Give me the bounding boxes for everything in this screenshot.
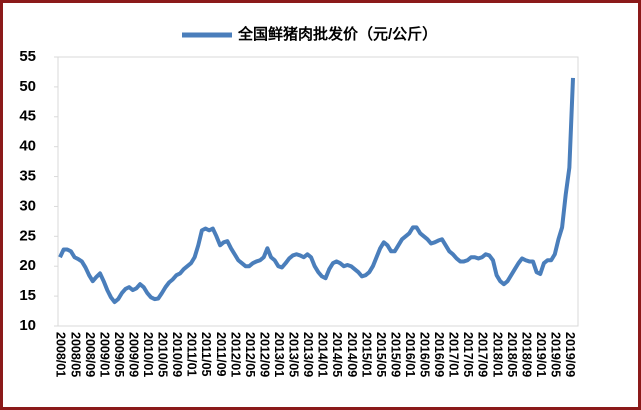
x-tick-label: 2012/01 bbox=[228, 332, 242, 377]
x-tick-label: 2011/01 bbox=[185, 332, 199, 377]
x-tick-label: 2018/01 bbox=[490, 332, 504, 377]
y-tick-label: 55 bbox=[19, 48, 36, 65]
y-tick-label: 15 bbox=[19, 287, 36, 304]
x-tick-label: 2009/09 bbox=[126, 332, 140, 377]
x-tick-label: 2018/05 bbox=[505, 332, 519, 377]
x-tick-label: 2009/05 bbox=[112, 332, 126, 377]
x-tick-label: 2019/05 bbox=[549, 332, 563, 377]
x-tick-label: 2008/01 bbox=[54, 332, 68, 377]
y-tick-label: 45 bbox=[19, 108, 36, 125]
x-tick-label: 2011/05 bbox=[199, 332, 213, 377]
x-tick-label: 2019/09 bbox=[563, 332, 577, 377]
x-tick-label: 2009/01 bbox=[97, 332, 111, 377]
x-tick-label: 2019/01 bbox=[534, 332, 548, 377]
y-tick-label: 10 bbox=[19, 317, 36, 334]
x-tick-label: 2010/05 bbox=[156, 332, 170, 377]
x-tick-label: 2014/05 bbox=[330, 332, 344, 377]
x-tick-label: 2013/01 bbox=[272, 332, 286, 377]
line bbox=[58, 77, 575, 305]
y-tick-label: 40 bbox=[19, 138, 36, 155]
x-tick-label: 2016/01 bbox=[403, 332, 417, 377]
x-tick-label: 2008/09 bbox=[83, 332, 97, 377]
x-tick-label: 2012/05 bbox=[243, 332, 257, 377]
plot-area bbox=[57, 56, 579, 327]
x-tick-label: 2014/09 bbox=[345, 332, 359, 377]
x-tick-label: 2013/05 bbox=[287, 332, 301, 377]
x-tick-label: 2010/01 bbox=[141, 332, 155, 377]
x-tick-label: 2015/05 bbox=[374, 332, 388, 377]
x-tick-label: 2016/05 bbox=[418, 332, 432, 377]
x-tick-label: 2012/09 bbox=[257, 332, 271, 377]
y-tick-label: 25 bbox=[19, 227, 36, 244]
x-tick-label: 2015/01 bbox=[359, 332, 373, 377]
x-tick-label: 2008/05 bbox=[68, 332, 82, 377]
x-tick-label: 2017/09 bbox=[476, 332, 490, 377]
y-tick-label: 35 bbox=[19, 168, 36, 185]
x-tick-label: 2013/09 bbox=[301, 332, 315, 377]
y-tick-label: 30 bbox=[19, 197, 36, 214]
x-tick-label: 2014/01 bbox=[316, 332, 330, 377]
x-tick-label: 2015/09 bbox=[388, 332, 402, 377]
x-tick-label: 2017/01 bbox=[447, 332, 461, 377]
x-tick-label: 2011/09 bbox=[214, 332, 228, 377]
x-tick-label: 2010/09 bbox=[170, 332, 184, 377]
x-tick-label: 2017/05 bbox=[461, 332, 475, 377]
y-tick-label: 20 bbox=[19, 257, 36, 274]
x-tick-label: 2018/09 bbox=[519, 332, 533, 377]
legend-label: 全国鲜猪肉批发价（元/公斤） bbox=[237, 25, 437, 43]
x-tick-label: 2016/09 bbox=[432, 332, 446, 377]
y-tick-label: 50 bbox=[19, 78, 36, 95]
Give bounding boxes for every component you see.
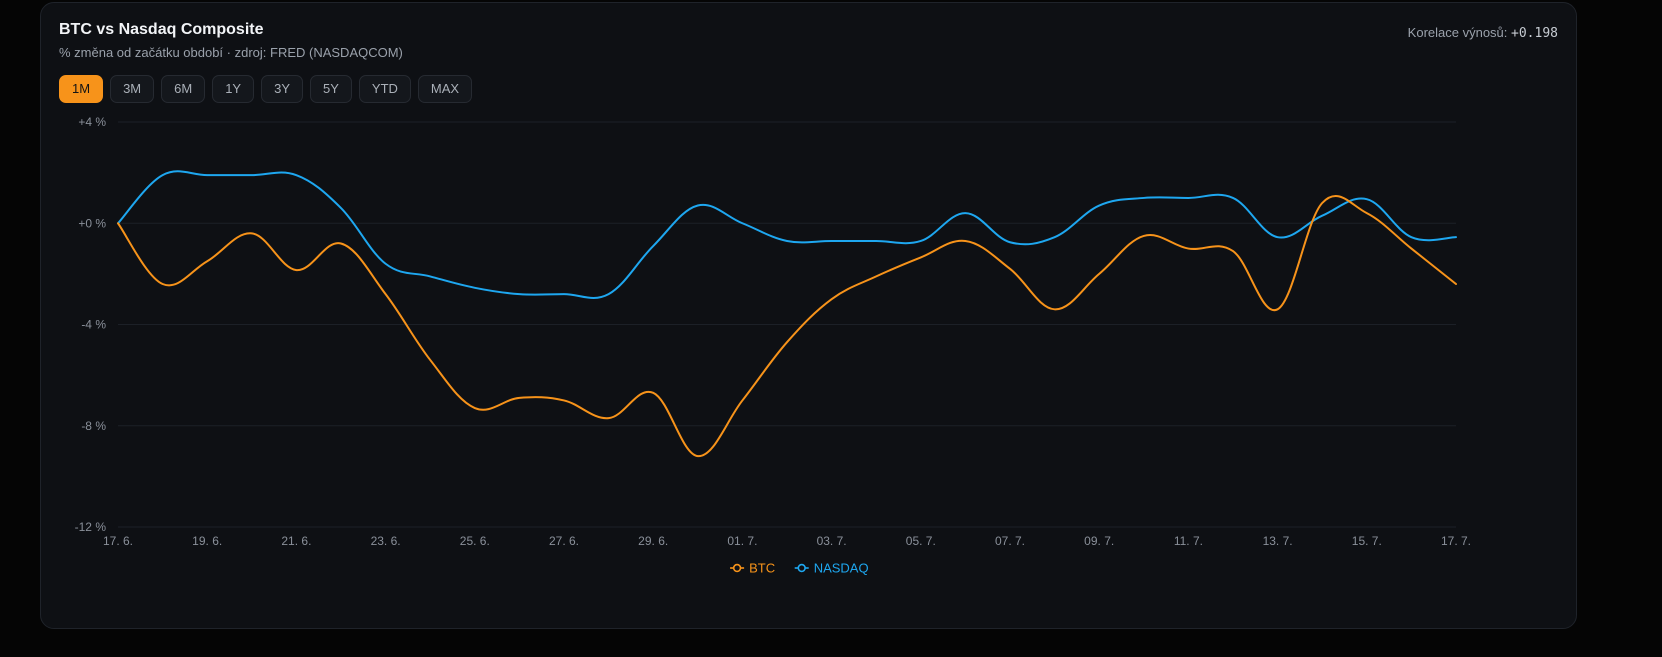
x-tick-label: 03. 7.	[817, 534, 847, 548]
x-tick-label: 11. 7.	[1174, 534, 1203, 548]
x-tick-label: 09. 7.	[1084, 534, 1114, 548]
correlation-value: +0.198	[1511, 26, 1558, 41]
x-tick-label: 25. 6.	[460, 534, 490, 548]
y-tick-label: +4 %	[78, 115, 106, 129]
chart-card: BTC vs Nasdaq Composite % změna od začát…	[40, 2, 1577, 629]
chart-legend: BTC NASDAQ	[730, 561, 869, 576]
range-button-3y[interactable]: 3Y	[261, 75, 303, 103]
correlation-label: Korelace výnosů:	[1407, 25, 1508, 40]
range-button-ytd[interactable]: YTD	[358, 75, 411, 103]
legend-marker-icon	[732, 563, 742, 573]
line-chart: +4 % +0 % -4 % -8 % -12 % 17. 6. 19. 6. 21. 6.…	[75, 115, 1471, 576]
x-tick-label: 05. 7.	[906, 534, 936, 548]
grid-lines	[118, 121, 1456, 528]
x-tick-label: 07. 7.	[995, 534, 1025, 548]
range-button-1m[interactable]: 1M	[59, 75, 104, 103]
legend-label: NASDAQ	[814, 561, 869, 576]
range-button-5y[interactable]: 5Y	[310, 75, 352, 103]
x-tick-label: 19. 6.	[192, 534, 222, 548]
y-axis-ticks: +4 % +0 % -4 % -8 % -12 %	[75, 115, 107, 534]
series-lines	[117, 170, 1457, 458]
x-tick-label: 17. 6.	[103, 534, 133, 548]
x-tick-label: 21. 6.	[281, 534, 311, 548]
x-tick-label: 01. 7.	[727, 534, 757, 548]
range-selector: 1M 3M 6M 1Y 3Y 5Y YTD MAX	[59, 75, 473, 103]
x-tick-label: 29. 6.	[638, 534, 668, 548]
legend-label: BTC	[749, 561, 775, 576]
range-button-1y[interactable]: 1Y	[212, 75, 255, 103]
legend-item-btc[interactable]: BTC	[730, 561, 775, 576]
y-tick-label: +0 %	[78, 216, 106, 230]
x-tick-label: 27. 6.	[549, 534, 579, 548]
legend-item-nasdaq[interactable]: NASDAQ	[794, 561, 869, 576]
series-line-btc	[117, 195, 1457, 458]
correlation-readout: Korelace výnosů: +0.198	[1408, 25, 1558, 41]
range-button-max[interactable]: MAX	[417, 75, 473, 103]
y-tick-label: -12 %	[75, 520, 107, 534]
y-tick-label: -8 %	[81, 419, 106, 433]
y-tick-label: -4 %	[81, 318, 106, 332]
range-button-6m[interactable]: 6M	[161, 75, 206, 103]
legend-marker-icon	[797, 563, 806, 573]
chart-title: BTC vs Nasdaq Composite	[59, 21, 264, 38]
x-axis-ticks: 17. 6. 19. 6. 21. 6. 23. 6. 25. 6. 27. 6. 29. …	[103, 534, 1471, 548]
chart-subtitle: % změna od začátku období · zdroj: FRED …	[59, 45, 403, 60]
series-line-nasdaq	[117, 170, 1457, 299]
x-tick-label: 15. 7.	[1352, 534, 1382, 548]
x-tick-label: 13. 7.	[1263, 534, 1293, 548]
x-tick-label: 23. 6.	[371, 534, 401, 548]
x-tick-label: 17. 7.	[1441, 534, 1471, 548]
range-button-3m[interactable]: 3M	[110, 75, 155, 103]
━━━
_THE REQUEST_. In the material above, take the lines from the one holding "x-tick-label: 2012/01 bbox=[228, 332, 242, 377]" through the one holding "x-tick-label: 2009/01 bbox=[97, 332, 111, 377]", inclusive. Switch "y-tick-label" to "y-axis-label" throughout, and return only those lines with everything else left unchanged.

_SOLUTION TO THIS PROBLEM_.
x-tick-label: 2012/01 bbox=[228, 332, 242, 377]
x-tick-label: 2011/01 bbox=[185, 332, 199, 377]
x-tick-label: 2018/01 bbox=[490, 332, 504, 377]
y-axis-label: 55 bbox=[19, 48, 36, 65]
y-axis-label: 15 bbox=[19, 287, 36, 304]
x-tick-label: 2009/09 bbox=[126, 332, 140, 377]
x-tick-label: 2018/05 bbox=[505, 332, 519, 377]
x-tick-label: 2009/05 bbox=[112, 332, 126, 377]
x-tick-label: 2019/05 bbox=[549, 332, 563, 377]
x-tick-label: 2008/01 bbox=[54, 332, 68, 377]
y-axis-label: 45 bbox=[19, 108, 36, 125]
x-tick-label: 2011/05 bbox=[199, 332, 213, 377]
x-tick-label: 2019/09 bbox=[563, 332, 577, 377]
x-tick-label: 2009/01 bbox=[97, 332, 111, 377]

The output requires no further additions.